Return all entries word for word, but drop any images.

[PROVIDED DATA]:
-=-=-=-=-

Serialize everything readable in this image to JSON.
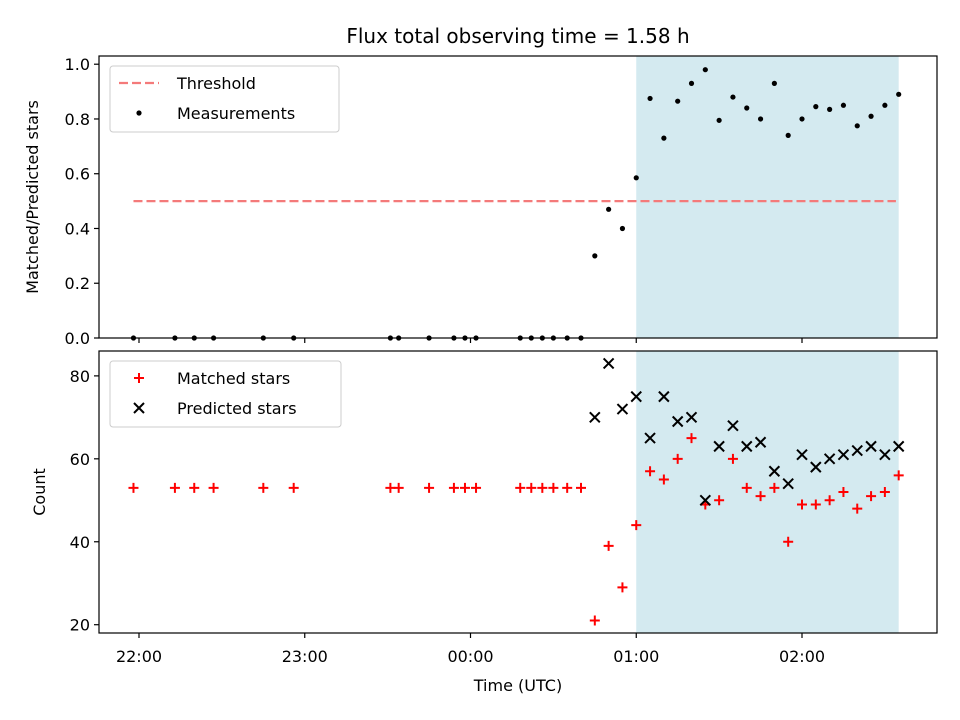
{
  "chart_data": {
    "title": "Flux total observing time = 1.58 h",
    "xlabel": "Time (UTC)",
    "x_ticks": [
      "22:00",
      "23:00",
      "00:00",
      "01:00",
      "02:00"
    ],
    "shaded_region": {
      "start": "01:00",
      "end": "02:35",
      "color": "#d4eaf0"
    },
    "panels": [
      {
        "type": "scatter",
        "ylabel": "Matched/Predicted stars",
        "ylim": [
          0,
          1.03
        ],
        "y_ticks": [
          "0.0",
          "0.2",
          "0.4",
          "0.6",
          "0.8",
          "1.0"
        ],
        "legend_position": "top-left",
        "threshold": {
          "name": "Threshold",
          "y": 0.5,
          "x_start": "21:58",
          "x_end": "02:34",
          "color": "#f47a7a"
        },
        "series": [
          {
            "name": "Measurements",
            "color": "#000000",
            "marker": "dot",
            "points": [
              [
                "21:58",
                0
              ],
              [
                "22:13",
                0
              ],
              [
                "22:20",
                0
              ],
              [
                "22:27",
                0
              ],
              [
                "22:45",
                0
              ],
              [
                "22:56",
                0
              ],
              [
                "23:31",
                0
              ],
              [
                "23:34",
                0
              ],
              [
                "23:45",
                0
              ],
              [
                "23:54",
                0
              ],
              [
                "23:58",
                0
              ],
              [
                "00:02",
                0
              ],
              [
                "00:18",
                0
              ],
              [
                "00:22",
                0
              ],
              [
                "00:26",
                0
              ],
              [
                "00:30",
                0
              ],
              [
                "00:35",
                0
              ],
              [
                "00:40",
                0
              ],
              [
                "00:45",
                0.3
              ],
              [
                "00:50",
                0.47
              ],
              [
                "00:55",
                0.4
              ],
              [
                "01:00",
                0.585
              ],
              [
                "01:05",
                0.875
              ],
              [
                "01:10",
                0.73
              ],
              [
                "01:15",
                0.865
              ],
              [
                "01:20",
                0.93
              ],
              [
                "01:25",
                0.98
              ],
              [
                "01:30",
                0.795
              ],
              [
                "01:35",
                0.88
              ],
              [
                "01:40",
                0.84
              ],
              [
                "01:45",
                0.8
              ],
              [
                "01:50",
                0.93
              ],
              [
                "01:55",
                0.74
              ],
              [
                "02:00",
                0.8
              ],
              [
                "02:05",
                0.845
              ],
              [
                "02:10",
                0.835
              ],
              [
                "02:15",
                0.85
              ],
              [
                "02:20",
                0.775
              ],
              [
                "02:25",
                0.81
              ],
              [
                "02:30",
                0.85
              ],
              [
                "02:35",
                0.89
              ]
            ]
          }
        ]
      },
      {
        "type": "scatter",
        "ylabel": "Count",
        "ylim": [
          18,
          86
        ],
        "y_ticks": [
          "20",
          "40",
          "60",
          "80"
        ],
        "legend_position": "top-left",
        "series": [
          {
            "name": "Matched stars",
            "color": "#ff0000",
            "marker": "plus",
            "points": [
              [
                "21:58",
                53
              ],
              [
                "22:13",
                53
              ],
              [
                "22:20",
                53
              ],
              [
                "22:27",
                53
              ],
              [
                "22:45",
                53
              ],
              [
                "22:56",
                53
              ],
              [
                "23:31",
                53
              ],
              [
                "23:34",
                53
              ],
              [
                "23:45",
                53
              ],
              [
                "23:54",
                53
              ],
              [
                "23:58",
                53
              ],
              [
                "00:02",
                53
              ],
              [
                "00:18",
                53
              ],
              [
                "00:22",
                53
              ],
              [
                "00:26",
                53
              ],
              [
                "00:30",
                53
              ],
              [
                "00:35",
                53
              ],
              [
                "00:40",
                53
              ],
              [
                "00:45",
                21
              ],
              [
                "00:50",
                39
              ],
              [
                "00:55",
                29
              ],
              [
                "01:00",
                44
              ],
              [
                "01:05",
                57
              ],
              [
                "01:10",
                55
              ],
              [
                "01:15",
                60
              ],
              [
                "01:20",
                65
              ],
              [
                "01:25",
                49
              ],
              [
                "01:30",
                50
              ],
              [
                "01:35",
                60
              ],
              [
                "01:40",
                53
              ],
              [
                "01:45",
                51
              ],
              [
                "01:50",
                53
              ],
              [
                "01:55",
                40
              ],
              [
                "02:00",
                49
              ],
              [
                "02:05",
                49
              ],
              [
                "02:10",
                50
              ],
              [
                "02:15",
                52
              ],
              [
                "02:20",
                48
              ],
              [
                "02:25",
                51
              ],
              [
                "02:30",
                52
              ],
              [
                "02:35",
                56
              ]
            ]
          },
          {
            "name": "Predicted stars",
            "color": "#000000",
            "marker": "x",
            "points": [
              [
                "00:45",
                70
              ],
              [
                "00:50",
                83
              ],
              [
                "00:55",
                72
              ],
              [
                "01:00",
                75
              ],
              [
                "01:05",
                65
              ],
              [
                "01:10",
                75
              ],
              [
                "01:15",
                69
              ],
              [
                "01:20",
                70
              ],
              [
                "01:25",
                50
              ],
              [
                "01:30",
                63
              ],
              [
                "01:35",
                68
              ],
              [
                "01:40",
                63
              ],
              [
                "01:45",
                64
              ],
              [
                "01:50",
                57
              ],
              [
                "01:55",
                54
              ],
              [
                "02:00",
                61
              ],
              [
                "02:05",
                58
              ],
              [
                "02:10",
                60
              ],
              [
                "02:15",
                61
              ],
              [
                "02:20",
                62
              ],
              [
                "02:25",
                63
              ],
              [
                "02:30",
                61
              ],
              [
                "02:35",
                63
              ]
            ]
          }
        ]
      }
    ]
  }
}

-=-=-=-=-

[CORRECT RESULT]:
Serialize everything readable in this image to JSON.
{
  "chart_data": {
    "title": "Flux total observing time = 1.58 h",
    "xlabel": "Time (UTC)",
    "x_ticks": [
      "22:00",
      "23:00",
      "00:00",
      "01:00",
      "02:00"
    ],
    "shaded_region": {
      "start": "01:00",
      "end": "02:35",
      "color": "#d4eaf0"
    },
    "panels": [
      {
        "type": "scatter",
        "ylabel": "Matched/Predicted stars",
        "ylim": [
          0,
          1.03
        ],
        "y_ticks": [
          "0.0",
          "0.2",
          "0.4",
          "0.6",
          "0.8",
          "1.0"
        ],
        "legend_position": "top-left",
        "threshold": {
          "name": "Threshold",
          "y": 0.5,
          "x_start": "21:58",
          "x_end": "02:34",
          "color": "#f47a7a"
        },
        "series": [
          {
            "name": "Measurements",
            "color": "#000000",
            "marker": "dot",
            "points": [
              [
                "21:58",
                0
              ],
              [
                "22:13",
                0
              ],
              [
                "22:20",
                0
              ],
              [
                "22:27",
                0
              ],
              [
                "22:45",
                0
              ],
              [
                "22:56",
                0
              ],
              [
                "23:31",
                0
              ],
              [
                "23:34",
                0
              ],
              [
                "23:45",
                0
              ],
              [
                "23:54",
                0
              ],
              [
                "23:58",
                0
              ],
              [
                "00:02",
                0
              ],
              [
                "00:18",
                0
              ],
              [
                "00:22",
                0
              ],
              [
                "00:26",
                0
              ],
              [
                "00:30",
                0
              ],
              [
                "00:35",
                0
              ],
              [
                "00:40",
                0
              ],
              [
                "00:45",
                0.3
              ],
              [
                "00:50",
                0.47
              ],
              [
                "00:55",
                0.4
              ],
              [
                "01:00",
                0.585
              ],
              [
                "01:05",
                0.875
              ],
              [
                "01:10",
                0.73
              ],
              [
                "01:15",
                0.865
              ],
              [
                "01:20",
                0.93
              ],
              [
                "01:25",
                0.98
              ],
              [
                "01:30",
                0.795
              ],
              [
                "01:35",
                0.88
              ],
              [
                "01:40",
                0.84
              ],
              [
                "01:45",
                0.8
              ],
              [
                "01:50",
                0.93
              ],
              [
                "01:55",
                0.74
              ],
              [
                "02:00",
                0.8
              ],
              [
                "02:05",
                0.845
              ],
              [
                "02:10",
                0.835
              ],
              [
                "02:15",
                0.85
              ],
              [
                "02:20",
                0.775
              ],
              [
                "02:25",
                0.81
              ],
              [
                "02:30",
                0.85
              ],
              [
                "02:35",
                0.89
              ]
            ]
          }
        ]
      },
      {
        "type": "scatter",
        "ylabel": "Count",
        "ylim": [
          18,
          86
        ],
        "y_ticks": [
          "20",
          "40",
          "60",
          "80"
        ],
        "legend_position": "top-left",
        "series": [
          {
            "name": "Matched stars",
            "color": "#ff0000",
            "marker": "plus",
            "points": [
              [
                "21:58",
                53
              ],
              [
                "22:13",
                53
              ],
              [
                "22:20",
                53
              ],
              [
                "22:27",
                53
              ],
              [
                "22:45",
                53
              ],
              [
                "22:56",
                53
              ],
              [
                "23:31",
                53
              ],
              [
                "23:34",
                53
              ],
              [
                "23:45",
                53
              ],
              [
                "23:54",
                53
              ],
              [
                "23:58",
                53
              ],
              [
                "00:02",
                53
              ],
              [
                "00:18",
                53
              ],
              [
                "00:22",
                53
              ],
              [
                "00:26",
                53
              ],
              [
                "00:30",
                53
              ],
              [
                "00:35",
                53
              ],
              [
                "00:40",
                53
              ],
              [
                "00:45",
                21
              ],
              [
                "00:50",
                39
              ],
              [
                "00:55",
                29
              ],
              [
                "01:00",
                44
              ],
              [
                "01:05",
                57
              ],
              [
                "01:10",
                55
              ],
              [
                "01:15",
                60
              ],
              [
                "01:20",
                65
              ],
              [
                "01:25",
                49
              ],
              [
                "01:30",
                50
              ],
              [
                "01:35",
                60
              ],
              [
                "01:40",
                53
              ],
              [
                "01:45",
                51
              ],
              [
                "01:50",
                53
              ],
              [
                "01:55",
                40
              ],
              [
                "02:00",
                49
              ],
              [
                "02:05",
                49
              ],
              [
                "02:10",
                50
              ],
              [
                "02:15",
                52
              ],
              [
                "02:20",
                48
              ],
              [
                "02:25",
                51
              ],
              [
                "02:30",
                52
              ],
              [
                "02:35",
                56
              ]
            ]
          },
          {
            "name": "Predicted stars",
            "color": "#000000",
            "marker": "x",
            "points": [
              [
                "00:45",
                70
              ],
              [
                "00:50",
                83
              ],
              [
                "00:55",
                72
              ],
              [
                "01:00",
                75
              ],
              [
                "01:05",
                65
              ],
              [
                "01:10",
                75
              ],
              [
                "01:15",
                69
              ],
              [
                "01:20",
                70
              ],
              [
                "01:25",
                50
              ],
              [
                "01:30",
                63
              ],
              [
                "01:35",
                68
              ],
              [
                "01:40",
                63
              ],
              [
                "01:45",
                64
              ],
              [
                "01:50",
                57
              ],
              [
                "01:55",
                54
              ],
              [
                "02:00",
                61
              ],
              [
                "02:05",
                58
              ],
              [
                "02:10",
                60
              ],
              [
                "02:15",
                61
              ],
              [
                "02:20",
                62
              ],
              [
                "02:25",
                63
              ],
              [
                "02:30",
                61
              ],
              [
                "02:35",
                63
              ]
            ]
          }
        ]
      }
    ]
  }
}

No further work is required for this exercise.